SUPPLIED TEXT:
We used the same route  you have planned, we had stop overs in Auckland and on to Sydney or Perth.  If you have the points I recommend Business Class it is well worth the extra points for the long trip. They have redone the interior of the planes.  Read the reviews on FlyerTalk for all the information on Air NZ new planes. NZ lounge in Auckland is outstanding. LAX fair .  

On our trip in 2003 we purchased a separate ticket from Auckland to Christchurch directly from the Air NZ, New Zealand web site ( not the International/Canada site).  The New Zealand site states you must live in NZ but this was not a problem and the price was much lower than the Canadian site. It is 657 KM from Auckland to Wellington, plus time on ferry.  

On our trip to the south island we did not use B & B , did on the North Island and they were excellent.  They are a lot of B & B in NZ at all price ranges.

We stayed in Te Anau and drove to Milford Sound for the day cursie.  A must do.  There are hundreds of bus trips from Queenstown and TE Anau to Milford Sound every day., but it a easy drive in the beautiful mountains, it will rain.

We stayed in Qeenstown two days, interesting toursit town.  Many plane/boat etc tours can be purchased in Queenstown.


----------



## MaryH (Dec 28, 2005)

caribbeansun,

Great that you were able to get a *A J award with Errorplan.   You would not have be able to do YYZ-LAX-AKL//CHC-SYD  but might be able to do YYZ-LAX-AKL (stopover)-SYD//MEL/BRI(-AKL)-LAX-YYZ.  The open jaw would need to be in Australia since SYD is your destination one way.

SUPPLIED RECORDS:
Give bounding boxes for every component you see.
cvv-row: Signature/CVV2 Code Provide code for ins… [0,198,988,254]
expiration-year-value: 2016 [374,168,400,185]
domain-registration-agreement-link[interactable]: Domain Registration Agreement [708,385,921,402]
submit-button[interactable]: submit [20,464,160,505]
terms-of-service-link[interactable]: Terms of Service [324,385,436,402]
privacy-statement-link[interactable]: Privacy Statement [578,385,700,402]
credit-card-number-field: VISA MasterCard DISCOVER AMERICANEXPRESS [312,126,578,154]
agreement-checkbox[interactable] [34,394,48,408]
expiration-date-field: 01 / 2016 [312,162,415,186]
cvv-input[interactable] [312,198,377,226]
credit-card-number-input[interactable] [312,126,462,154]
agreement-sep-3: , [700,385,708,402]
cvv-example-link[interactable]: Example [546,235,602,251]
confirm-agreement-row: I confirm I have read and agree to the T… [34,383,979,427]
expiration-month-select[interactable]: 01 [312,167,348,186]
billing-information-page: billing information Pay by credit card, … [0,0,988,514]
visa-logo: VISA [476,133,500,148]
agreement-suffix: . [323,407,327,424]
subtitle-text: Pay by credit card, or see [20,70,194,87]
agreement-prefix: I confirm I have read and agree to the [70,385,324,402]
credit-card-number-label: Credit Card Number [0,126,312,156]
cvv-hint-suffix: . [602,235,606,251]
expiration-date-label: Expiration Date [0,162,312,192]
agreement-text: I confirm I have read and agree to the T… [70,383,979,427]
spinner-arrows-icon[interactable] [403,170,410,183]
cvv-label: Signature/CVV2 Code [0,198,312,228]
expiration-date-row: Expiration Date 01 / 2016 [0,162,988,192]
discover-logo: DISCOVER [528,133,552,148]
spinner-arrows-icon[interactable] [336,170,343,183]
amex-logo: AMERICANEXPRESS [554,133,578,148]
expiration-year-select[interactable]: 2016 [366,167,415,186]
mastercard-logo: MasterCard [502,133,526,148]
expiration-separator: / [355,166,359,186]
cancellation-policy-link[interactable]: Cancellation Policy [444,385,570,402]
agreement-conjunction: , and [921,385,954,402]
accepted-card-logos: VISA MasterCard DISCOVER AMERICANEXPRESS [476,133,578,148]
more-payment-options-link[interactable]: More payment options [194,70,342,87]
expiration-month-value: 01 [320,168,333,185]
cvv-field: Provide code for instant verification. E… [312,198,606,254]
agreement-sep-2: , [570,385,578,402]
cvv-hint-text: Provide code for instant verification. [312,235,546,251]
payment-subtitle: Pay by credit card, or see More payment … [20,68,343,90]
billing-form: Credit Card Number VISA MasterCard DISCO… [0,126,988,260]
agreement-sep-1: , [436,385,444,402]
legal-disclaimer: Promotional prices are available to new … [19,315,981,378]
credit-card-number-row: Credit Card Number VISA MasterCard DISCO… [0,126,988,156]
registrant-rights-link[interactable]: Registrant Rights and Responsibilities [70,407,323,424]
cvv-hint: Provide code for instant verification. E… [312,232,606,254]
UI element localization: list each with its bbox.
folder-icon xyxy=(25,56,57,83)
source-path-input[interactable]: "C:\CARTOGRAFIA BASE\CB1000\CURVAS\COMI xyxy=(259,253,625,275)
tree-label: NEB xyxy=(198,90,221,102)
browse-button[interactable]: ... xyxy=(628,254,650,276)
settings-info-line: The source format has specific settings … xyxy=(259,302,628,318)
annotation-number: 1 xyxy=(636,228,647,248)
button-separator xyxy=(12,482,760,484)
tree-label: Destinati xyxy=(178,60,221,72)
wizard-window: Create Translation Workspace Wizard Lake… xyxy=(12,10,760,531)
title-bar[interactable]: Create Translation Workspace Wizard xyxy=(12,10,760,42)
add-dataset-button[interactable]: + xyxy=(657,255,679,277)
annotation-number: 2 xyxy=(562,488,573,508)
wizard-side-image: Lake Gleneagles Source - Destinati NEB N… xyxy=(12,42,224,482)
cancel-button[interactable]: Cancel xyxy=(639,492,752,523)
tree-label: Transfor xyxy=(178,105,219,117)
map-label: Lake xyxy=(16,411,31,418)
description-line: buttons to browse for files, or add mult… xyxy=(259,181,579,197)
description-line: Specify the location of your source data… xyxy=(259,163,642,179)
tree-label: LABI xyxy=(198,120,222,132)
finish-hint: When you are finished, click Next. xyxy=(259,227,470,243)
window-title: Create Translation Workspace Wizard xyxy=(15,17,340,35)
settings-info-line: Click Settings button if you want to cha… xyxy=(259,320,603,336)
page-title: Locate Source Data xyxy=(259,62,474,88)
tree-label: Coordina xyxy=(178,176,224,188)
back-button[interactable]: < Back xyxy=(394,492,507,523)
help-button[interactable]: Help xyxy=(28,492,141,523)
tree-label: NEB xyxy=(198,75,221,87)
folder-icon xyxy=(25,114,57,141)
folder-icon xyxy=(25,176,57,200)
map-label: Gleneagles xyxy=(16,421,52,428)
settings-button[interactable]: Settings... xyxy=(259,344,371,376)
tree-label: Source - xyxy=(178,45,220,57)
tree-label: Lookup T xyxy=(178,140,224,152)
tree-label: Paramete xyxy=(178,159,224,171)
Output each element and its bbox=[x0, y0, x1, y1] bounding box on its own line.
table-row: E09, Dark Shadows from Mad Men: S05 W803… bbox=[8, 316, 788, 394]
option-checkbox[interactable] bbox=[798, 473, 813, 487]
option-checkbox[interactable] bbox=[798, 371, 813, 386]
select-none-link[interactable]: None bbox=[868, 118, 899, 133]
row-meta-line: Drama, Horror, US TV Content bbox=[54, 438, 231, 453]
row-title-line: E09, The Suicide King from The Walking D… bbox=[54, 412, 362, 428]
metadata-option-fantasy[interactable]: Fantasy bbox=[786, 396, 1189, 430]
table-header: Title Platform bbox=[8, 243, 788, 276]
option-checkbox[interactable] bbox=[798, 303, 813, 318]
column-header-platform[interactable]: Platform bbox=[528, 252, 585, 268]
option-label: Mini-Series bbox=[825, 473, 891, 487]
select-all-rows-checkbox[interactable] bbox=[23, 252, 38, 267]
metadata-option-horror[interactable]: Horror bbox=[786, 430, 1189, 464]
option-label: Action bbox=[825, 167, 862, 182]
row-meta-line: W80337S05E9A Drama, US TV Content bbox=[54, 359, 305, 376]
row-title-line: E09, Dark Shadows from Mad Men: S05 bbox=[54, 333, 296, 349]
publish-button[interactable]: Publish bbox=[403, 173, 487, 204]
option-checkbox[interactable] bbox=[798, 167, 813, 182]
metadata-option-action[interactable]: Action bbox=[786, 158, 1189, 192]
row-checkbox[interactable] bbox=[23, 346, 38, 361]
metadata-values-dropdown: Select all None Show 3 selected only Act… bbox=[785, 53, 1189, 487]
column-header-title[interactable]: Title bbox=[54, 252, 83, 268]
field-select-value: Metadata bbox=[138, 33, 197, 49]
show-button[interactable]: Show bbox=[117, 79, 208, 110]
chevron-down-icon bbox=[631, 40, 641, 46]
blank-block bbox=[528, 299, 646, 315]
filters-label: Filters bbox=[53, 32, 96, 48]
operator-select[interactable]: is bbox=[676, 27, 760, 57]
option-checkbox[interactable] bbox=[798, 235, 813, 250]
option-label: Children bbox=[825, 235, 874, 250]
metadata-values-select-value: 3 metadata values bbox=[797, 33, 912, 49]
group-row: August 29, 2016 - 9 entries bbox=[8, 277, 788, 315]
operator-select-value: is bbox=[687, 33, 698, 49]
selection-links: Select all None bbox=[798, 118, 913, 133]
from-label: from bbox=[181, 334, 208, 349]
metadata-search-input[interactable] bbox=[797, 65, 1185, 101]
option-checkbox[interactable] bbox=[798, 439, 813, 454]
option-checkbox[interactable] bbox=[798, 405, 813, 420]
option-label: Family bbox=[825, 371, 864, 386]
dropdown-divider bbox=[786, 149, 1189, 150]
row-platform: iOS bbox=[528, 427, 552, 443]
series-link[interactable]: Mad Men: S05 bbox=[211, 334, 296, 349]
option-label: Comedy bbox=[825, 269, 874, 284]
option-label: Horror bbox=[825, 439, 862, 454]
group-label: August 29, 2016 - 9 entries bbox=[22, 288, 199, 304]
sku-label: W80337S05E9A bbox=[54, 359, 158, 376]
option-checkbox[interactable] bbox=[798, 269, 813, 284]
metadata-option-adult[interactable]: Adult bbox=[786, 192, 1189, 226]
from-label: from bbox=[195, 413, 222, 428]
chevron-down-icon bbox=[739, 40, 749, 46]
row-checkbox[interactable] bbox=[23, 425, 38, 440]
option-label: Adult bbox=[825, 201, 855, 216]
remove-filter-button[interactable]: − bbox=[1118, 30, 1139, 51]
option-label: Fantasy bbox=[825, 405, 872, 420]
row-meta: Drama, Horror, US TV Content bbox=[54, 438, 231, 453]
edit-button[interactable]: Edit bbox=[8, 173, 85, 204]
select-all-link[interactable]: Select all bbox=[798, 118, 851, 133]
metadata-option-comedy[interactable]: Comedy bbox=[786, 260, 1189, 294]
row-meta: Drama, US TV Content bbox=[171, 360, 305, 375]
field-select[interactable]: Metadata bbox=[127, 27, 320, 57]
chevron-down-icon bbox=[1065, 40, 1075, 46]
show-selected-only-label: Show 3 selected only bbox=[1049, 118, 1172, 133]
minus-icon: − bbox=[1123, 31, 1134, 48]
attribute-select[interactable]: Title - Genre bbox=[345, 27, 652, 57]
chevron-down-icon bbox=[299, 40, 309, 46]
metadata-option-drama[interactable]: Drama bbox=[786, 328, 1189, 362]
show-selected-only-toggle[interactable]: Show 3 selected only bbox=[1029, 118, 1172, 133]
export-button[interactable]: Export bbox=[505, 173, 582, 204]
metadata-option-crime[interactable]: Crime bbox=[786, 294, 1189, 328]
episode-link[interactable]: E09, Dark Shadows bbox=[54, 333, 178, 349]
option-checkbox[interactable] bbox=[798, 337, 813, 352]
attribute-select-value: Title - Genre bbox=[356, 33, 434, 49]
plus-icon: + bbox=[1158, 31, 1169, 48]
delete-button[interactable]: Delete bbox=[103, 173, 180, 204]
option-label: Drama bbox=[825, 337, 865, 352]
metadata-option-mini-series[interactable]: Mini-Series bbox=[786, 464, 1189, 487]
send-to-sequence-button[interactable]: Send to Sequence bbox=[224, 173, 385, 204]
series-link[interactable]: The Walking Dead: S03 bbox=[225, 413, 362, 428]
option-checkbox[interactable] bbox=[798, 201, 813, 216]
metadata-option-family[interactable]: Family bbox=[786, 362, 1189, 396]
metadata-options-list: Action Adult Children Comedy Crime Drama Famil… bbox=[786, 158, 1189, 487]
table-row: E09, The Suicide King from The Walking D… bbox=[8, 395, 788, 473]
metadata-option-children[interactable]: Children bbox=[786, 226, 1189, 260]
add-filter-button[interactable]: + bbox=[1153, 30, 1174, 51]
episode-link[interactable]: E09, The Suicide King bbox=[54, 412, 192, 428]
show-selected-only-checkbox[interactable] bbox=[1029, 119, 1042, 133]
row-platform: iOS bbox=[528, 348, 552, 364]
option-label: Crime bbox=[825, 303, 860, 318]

SET EXERCISE: Reproduce the entire forum thread on travel to New Zealand word for word. The lines stand apart from the text and are a separate body of material.

RESPONSE:
We used the same route  you have planned, we had stop overs in Auckland and on to Sydney or Perth.  If you have the points I recommend Business Class it is well worth the extra points for the long trip. They have redone the interior of the planes.  Read the reviews on FlyerTalk for all the information on Air NZ new planes. NZ lounge in Auckland is outstanding. LAX fair .  

On our trip in 2003 we purchased a separate ticket from Auckland to Christchurch directly from the Air NZ, New Zealand web site ( not the International/Canada site).  The New Zealand site states you must live in NZ but this was not a problem and the price was much lower than the Canadian site. It is 657 KM from Auckland to Wellington, plus time on ferry.  

On our trip to the south island we did not use B & B , did on the North Island and they were excellent.  They are a lot of B & B in NZ at all price ranges.

We stayed in Te Anau and drove to Milford Sound for the day cursie.  A must do.  There are hundreds of bus trips from Queenstown and TE Anau to Milford Sound every day., but it a easy drive in the beautiful mountains, it will rain.

We stayed in Qeenstown two days, interesting toursit town.  Many plane/boat etc tours can be purchased in Queenstown.


----------



## MaryH (Dec 28, 2005)

caribbeansun,

Great that you were able to get a *A J award with Errorplan.   You would not have be able to do YYZ-LAX-AKL//CHC-SYD  but might be able to do YYZ-LAX-AKL (stopover)-SYD//MEL/BRI(-AKL)-LAX-YYZ.  The open jaw would need to be in Australia since SYD is your destination one way.